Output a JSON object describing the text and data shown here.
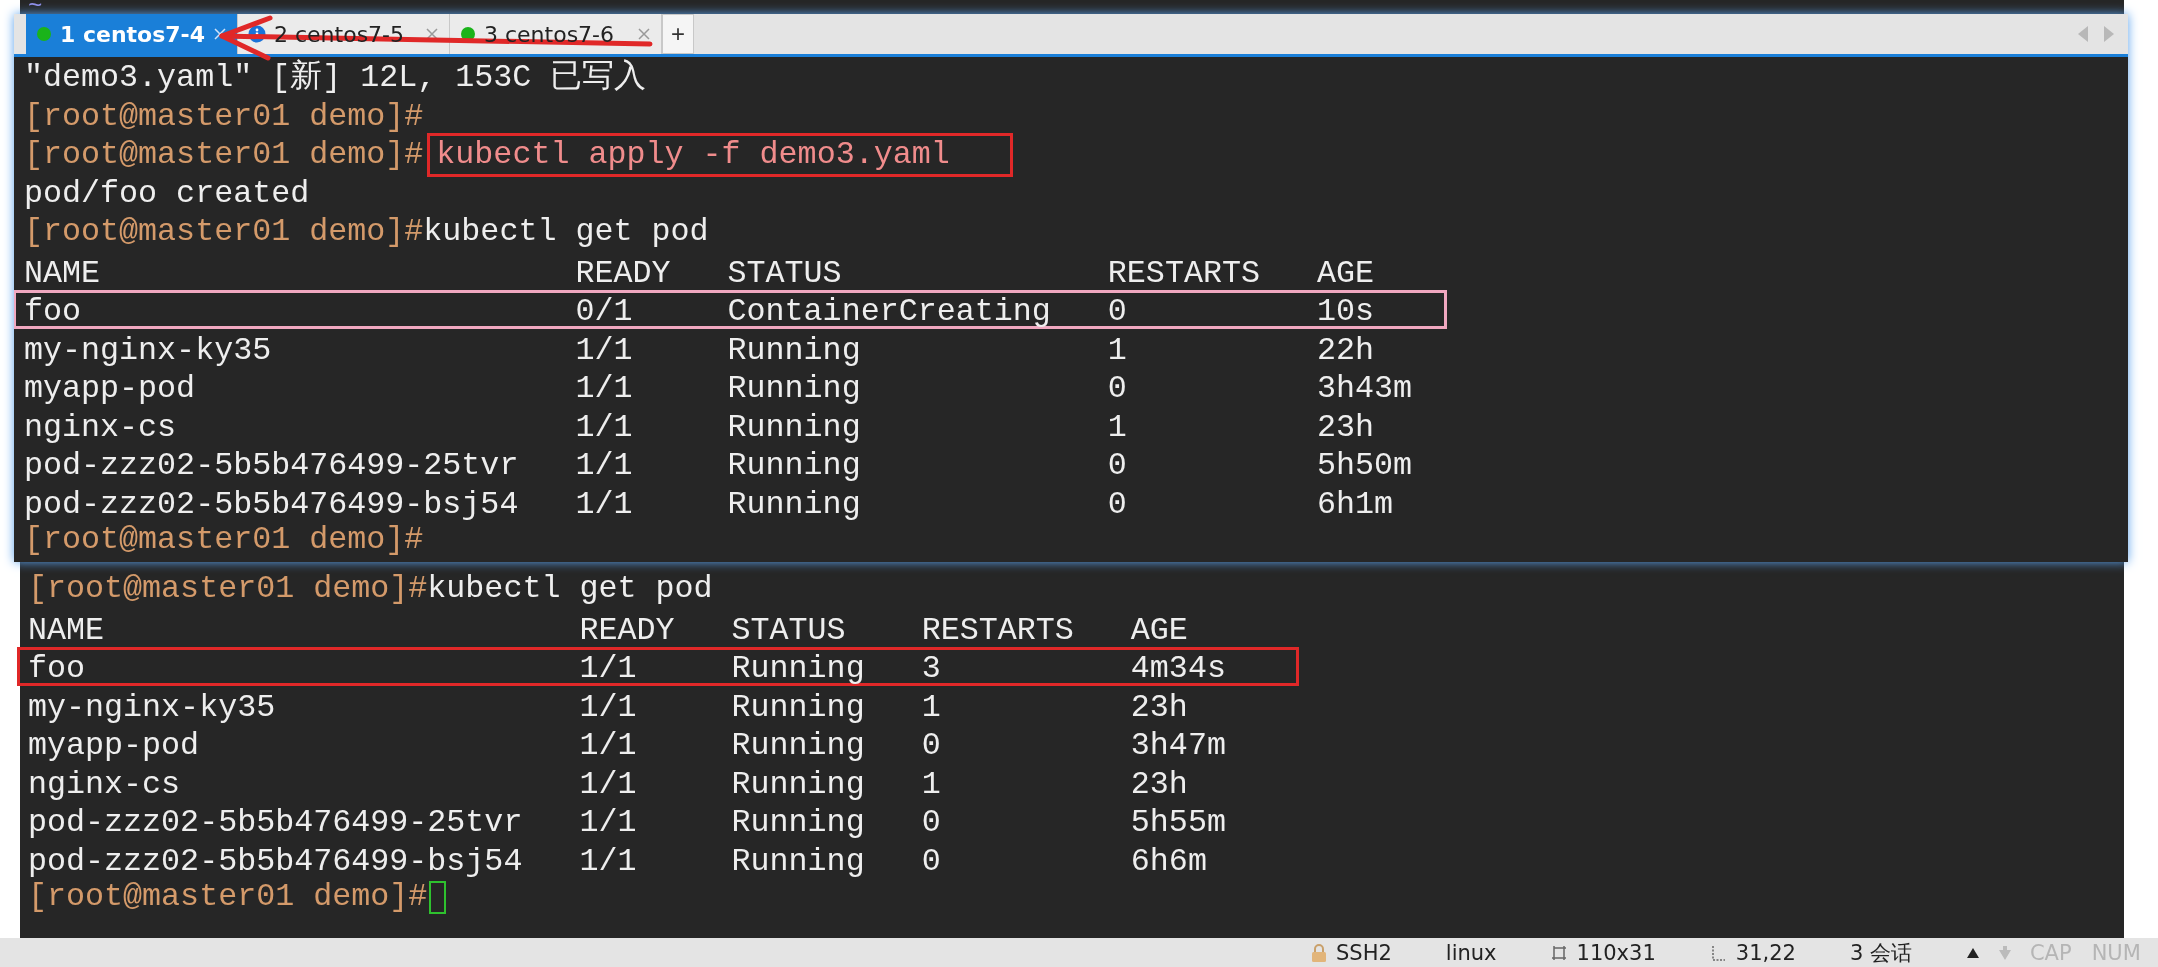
{
  "background_terminal": {
    "top_line": "~",
    "lines": [
      {
        "kind": "text",
        "segments": [
          {
            "kind": "prompt",
            "text": "[root@master01 demo]#"
          },
          {
            "kind": "plain",
            "text": "kubectl get pod"
          }
        ]
      },
      {
        "kind": "table",
        "columns": [
          "NAME",
          "READY",
          "STATUS",
          "RESTARTS",
          "AGE"
        ],
        "rows": [
          {
            "cells": [
              "foo",
              "1/1",
              "Running",
              "3",
              "4m34s"
            ],
            "highlighted": true,
            "color": "#e02828"
          },
          {
            "cells": [
              "my-nginx-ky35",
              "1/1",
              "Running",
              "1",
              "23h"
            ],
            "highlighted": false
          },
          {
            "cells": [
              "myapp-pod",
              "1/1",
              "Running",
              "0",
              "3h47m"
            ],
            "highlighted": false
          },
          {
            "cells": [
              "nginx-cs",
              "1/1",
              "Running",
              "1",
              "23h"
            ],
            "highlighted": false
          },
          {
            "cells": [
              "pod-zzz02-5b5b476499-25tvr",
              "1/1",
              "Running",
              "0",
              "5h55m"
            ],
            "highlighted": false
          },
          {
            "cells": [
              "pod-zzz02-5b5b476499-bsj54",
              "1/1",
              "Running",
              "0",
              "6h6m"
            ],
            "highlighted": false
          }
        ]
      },
      {
        "kind": "text",
        "segments": [
          {
            "kind": "prompt",
            "text": "[root@master01 demo]#"
          }
        ],
        "cursor": true
      }
    ]
  },
  "window": {
    "tabs": [
      {
        "label": "1 centos7-4",
        "selected": true,
        "kind": "connected"
      },
      {
        "label": "2 centos7-5",
        "selected": false,
        "kind": "info"
      },
      {
        "label": "3 centos7-6",
        "selected": false,
        "kind": "connected"
      }
    ],
    "new_tab": "+",
    "lines": [
      {
        "kind": "text",
        "segments": [
          {
            "kind": "plain",
            "text": "\"demo3.yaml\" [新] 12L, 153C 已写入"
          }
        ]
      },
      {
        "kind": "text",
        "segments": [
          {
            "kind": "prompt",
            "text": "[root@master01 demo]#"
          }
        ]
      },
      {
        "kind": "text",
        "segments": [
          {
            "kind": "prompt",
            "text": "[root@master01 demo]#"
          },
          {
            "kind": "command",
            "text": "kubectl apply -f demo3.yaml",
            "highlighted": true,
            "color": "#e02828"
          }
        ]
      },
      {
        "kind": "text",
        "segments": [
          {
            "kind": "plain",
            "text": "pod/foo created"
          }
        ]
      },
      {
        "kind": "text",
        "segments": [
          {
            "kind": "prompt",
            "text": "[root@master01 demo]#"
          },
          {
            "kind": "plain",
            "text": "kubectl get pod"
          }
        ]
      },
      {
        "kind": "table",
        "columns": [
          "NAME",
          "READY",
          "STATUS",
          "RESTARTS",
          "AGE"
        ],
        "rows": [
          {
            "cells": [
              "foo",
              "0/1",
              "ContainerCreating",
              "0",
              "10s"
            ],
            "highlighted": true,
            "color": "#f0a8c0"
          },
          {
            "cells": [
              "my-nginx-ky35",
              "1/1",
              "Running",
              "1",
              "22h"
            ],
            "highlighted": false
          },
          {
            "cells": [
              "myapp-pod",
              "1/1",
              "Running",
              "0",
              "3h43m"
            ],
            "highlighted": false
          },
          {
            "cells": [
              "nginx-cs",
              "1/1",
              "Running",
              "1",
              "23h"
            ],
            "highlighted": false
          },
          {
            "cells": [
              "pod-zzz02-5b5b476499-25tvr",
              "1/1",
              "Running",
              "0",
              "5h50m"
            ],
            "highlighted": false
          },
          {
            "cells": [
              "pod-zzz02-5b5b476499-bsj54",
              "1/1",
              "Running",
              "0",
              "6h1m"
            ],
            "highlighted": false
          }
        ]
      },
      {
        "kind": "text",
        "segments": [
          {
            "kind": "prompt",
            "text": "[root@master01 demo]#"
          }
        ]
      }
    ]
  },
  "status_bar": {
    "items": [
      {
        "kind": "lock",
        "text": "SSH2"
      },
      {
        "kind": "plain",
        "text": "linux"
      },
      {
        "kind": "size",
        "text": "110x31"
      },
      {
        "kind": "cursor",
        "text": "31,22"
      },
      {
        "kind": "plain",
        "text": "3 会话"
      }
    ],
    "toggles": [
      {
        "text": "CAP",
        "active": false
      },
      {
        "text": "NUM",
        "active": false
      }
    ]
  }
}
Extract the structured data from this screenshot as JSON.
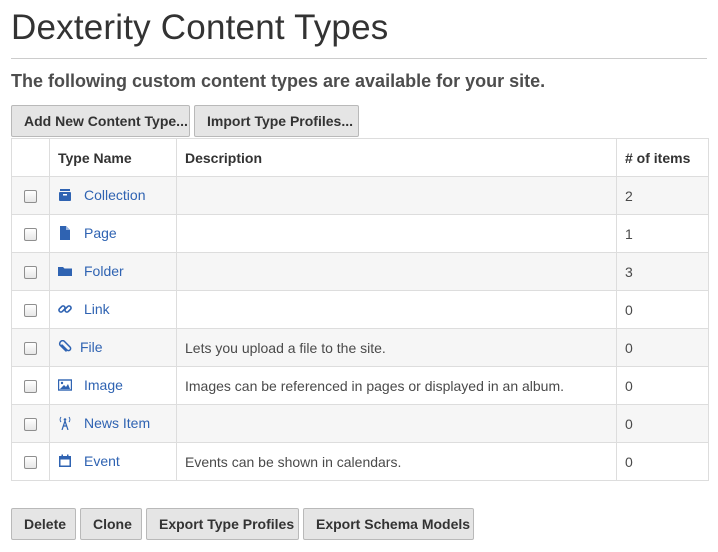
{
  "page": {
    "title": "Dexterity Content Types",
    "lead": "The following custom content types are available for your site."
  },
  "toolbar": {
    "add_label": "Add New Content Type...",
    "import_label": "Import Type Profiles..."
  },
  "table": {
    "headers": {
      "name": "Type Name",
      "description": "Description",
      "count": "# of items"
    },
    "rows": [
      {
        "name": "Collection",
        "icon": "collection-icon",
        "description": "",
        "count": "2"
      },
      {
        "name": "Page",
        "icon": "page-icon",
        "description": "",
        "count": "1"
      },
      {
        "name": "Folder",
        "icon": "folder-icon",
        "description": "",
        "count": "3"
      },
      {
        "name": "Link",
        "icon": "link-icon",
        "description": "",
        "count": "0"
      },
      {
        "name": "File",
        "icon": "paperclip-icon",
        "description": "Lets you upload a file to the site.",
        "count": "0"
      },
      {
        "name": "Image",
        "icon": "image-icon",
        "description": "Images can be referenced in pages or displayed in an album.",
        "count": "0"
      },
      {
        "name": "News Item",
        "icon": "broadcast-icon",
        "description": "",
        "count": "0"
      },
      {
        "name": "Event",
        "icon": "calendar-icon",
        "description": "Events can be shown in calendars.",
        "count": "0"
      }
    ]
  },
  "actions": {
    "delete_label": "Delete",
    "clone_label": "Clone",
    "export_profiles_label": "Export Type Profiles",
    "export_models_label": "Export Schema Models"
  },
  "colors": {
    "link": "#2f63b2",
    "button_bg": "#e5e5e5",
    "row_alt": "#f6f6f6"
  }
}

Task to complete ▸ All of the material above needs to be restated exactly, with no pictures.

Result of this exercise ▸
Output a JSON object describing the text and data shown here.
{
  "background_terminal": {
    "top_line": "~",
    "lines": [
      {
        "kind": "text",
        "segments": [
          {
            "kind": "prompt",
            "text": "[root@master01 demo]#"
          },
          {
            "kind": "plain",
            "text": "kubectl get pod"
          }
        ]
      },
      {
        "kind": "table",
        "columns": [
          "NAME",
          "READY",
          "STATUS",
          "RESTARTS",
          "AGE"
        ],
        "rows": [
          {
            "cells": [
              "foo",
              "1/1",
              "Running",
              "3",
              "4m34s"
            ],
            "highlighted": true,
            "color": "#e02828"
          },
          {
            "cells": [
              "my-nginx-ky35",
              "1/1",
              "Running",
              "1",
              "23h"
            ],
            "highlighted": false
          },
          {
            "cells": [
              "myapp-pod",
              "1/1",
              "Running",
              "0",
              "3h47m"
            ],
            "highlighted": false
          },
          {
            "cells": [
              "nginx-cs",
              "1/1",
              "Running",
              "1",
              "23h"
            ],
            "highlighted": false
          },
          {
            "cells": [
              "pod-zzz02-5b5b476499-25tvr",
              "1/1",
              "Running",
              "0",
              "5h55m"
            ],
            "highlighted": false
          },
          {
            "cells": [
              "pod-zzz02-5b5b476499-bsj54",
              "1/1",
              "Running",
              "0",
              "6h6m"
            ],
            "highlighted": false
          }
        ]
      },
      {
        "kind": "text",
        "segments": [
          {
            "kind": "prompt",
            "text": "[root@master01 demo]#"
          }
        ],
        "cursor": true
      }
    ]
  },
  "window": {
    "tabs": [
      {
        "label": "1 centos7-4",
        "selected": true,
        "kind": "connected"
      },
      {
        "label": "2 centos7-5",
        "selected": false,
        "kind": "info"
      },
      {
        "label": "3 centos7-6",
        "selected": false,
        "kind": "connected"
      }
    ],
    "new_tab": "+",
    "lines": [
      {
        "kind": "text",
        "segments": [
          {
            "kind": "plain",
            "text": "\"demo3.yaml\" [新] 12L, 153C 已写入"
          }
        ]
      },
      {
        "kind": "text",
        "segments": [
          {
            "kind": "prompt",
            "text": "[root@master01 demo]#"
          }
        ]
      },
      {
        "kind": "text",
        "segments": [
          {
            "kind": "prompt",
            "text": "[root@master01 demo]#"
          },
          {
            "kind": "command",
            "text": "kubectl apply -f demo3.yaml",
            "highlighted": true,
            "color": "#e02828"
          }
        ]
      },
      {
        "kind": "text",
        "segments": [
          {
            "kind": "plain",
            "text": "pod/foo created"
          }
        ]
      },
      {
        "kind": "text",
        "segments": [
          {
            "kind": "prompt",
            "text": "[root@master01 demo]#"
          },
          {
            "kind": "plain",
            "text": "kubectl get pod"
          }
        ]
      },
      {
        "kind": "table",
        "columns": [
          "NAME",
          "READY",
          "STATUS",
          "RESTARTS",
          "AGE"
        ],
        "rows": [
          {
            "cells": [
              "foo",
              "0/1",
              "ContainerCreating",
              "0",
              "10s"
            ],
            "highlighted": true,
            "color": "#f0a8c0"
          },
          {
            "cells": [
              "my-nginx-ky35",
              "1/1",
              "Running",
              "1",
              "22h"
            ],
            "highlighted": false
          },
          {
            "cells": [
              "myapp-pod",
              "1/1",
              "Running",
              "0",
              "3h43m"
            ],
            "highlighted": false
          },
          {
            "cells": [
              "nginx-cs",
              "1/1",
              "Running",
              "1",
              "23h"
            ],
            "highlighted": false
          },
          {
            "cells": [
              "pod-zzz02-5b5b476499-25tvr",
              "1/1",
              "Running",
              "0",
              "5h50m"
            ],
            "highlighted": false
          },
          {
            "cells": [
              "pod-zzz02-5b5b476499-bsj54",
              "1/1",
              "Running",
              "0",
              "6h1m"
            ],
            "highlighted": false
          }
        ]
      },
      {
        "kind": "text",
        "segments": [
          {
            "kind": "prompt",
            "text": "[root@master01 demo]#"
          }
        ]
      }
    ]
  },
  "status_bar": {
    "items": [
      {
        "kind": "lock",
        "text": "SSH2"
      },
      {
        "kind": "plain",
        "text": "linux"
      },
      {
        "kind": "size",
        "text": "110x31"
      },
      {
        "kind": "cursor",
        "text": "31,22"
      },
      {
        "kind": "plain",
        "text": "3 会话"
      }
    ],
    "toggles": [
      {
        "text": "CAP",
        "active": false
      },
      {
        "text": "NUM",
        "active": false
      }
    ]
  }
}
Extract the structured data from this screenshot as JSON.
{
  "page": {
    "title": "Dexterity Content Types",
    "lead": "The following custom content types are available for your site."
  },
  "toolbar": {
    "add_label": "Add New Content Type...",
    "import_label": "Import Type Profiles..."
  },
  "table": {
    "headers": {
      "name": "Type Name",
      "description": "Description",
      "count": "# of items"
    },
    "rows": [
      {
        "name": "Collection",
        "icon": "collection-icon",
        "description": "",
        "count": "2"
      },
      {
        "name": "Page",
        "icon": "page-icon",
        "description": "",
        "count": "1"
      },
      {
        "name": "Folder",
        "icon": "folder-icon",
        "description": "",
        "count": "3"
      },
      {
        "name": "Link",
        "icon": "link-icon",
        "description": "",
        "count": "0"
      },
      {
        "name": "File",
        "icon": "paperclip-icon",
        "description": "Lets you upload a file to the site.",
        "count": "0"
      },
      {
        "name": "Image",
        "icon": "image-icon",
        "description": "Images can be referenced in pages or displayed in an album.",
        "count": "0"
      },
      {
        "name": "News Item",
        "icon": "broadcast-icon",
        "description": "",
        "count": "0"
      },
      {
        "name": "Event",
        "icon": "calendar-icon",
        "description": "Events can be shown in calendars.",
        "count": "0"
      }
    ]
  },
  "actions": {
    "delete_label": "Delete",
    "clone_label": "Clone",
    "export_profiles_label": "Export Type Profiles",
    "export_models_label": "Export Schema Models"
  },
  "colors": {
    "link": "#2f63b2",
    "button_bg": "#e5e5e5",
    "row_alt": "#f6f6f6"
  }
}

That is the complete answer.